Written request:
Look for "Points" in the listing below. Gather each line that contains it.

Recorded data
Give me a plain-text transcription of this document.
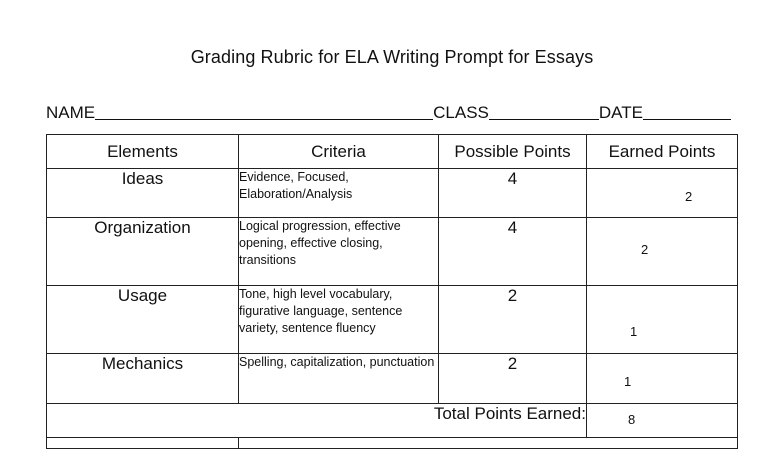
Grading Rubric for ELA Writing Prompt for Essays
NAME	CLASS	DATE
Elements	Criteria	Possible Points	Earned Points
Ideas	Evidence, Focused, Elaboration/Analysis	4	2

Organization	Logical progression, effective opening, effective closing, transitions	4	2

Usage	Tone, high level vocabulary, figurative language, sentence variety, sentence fluency	2	1

Mechanics	Spelling, capitalization, punctuation	2	1

Total Points Earned:			8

Solution for this problem:
Elements	Criteria	Possible Points	Earned Points
Total Points Earned:			8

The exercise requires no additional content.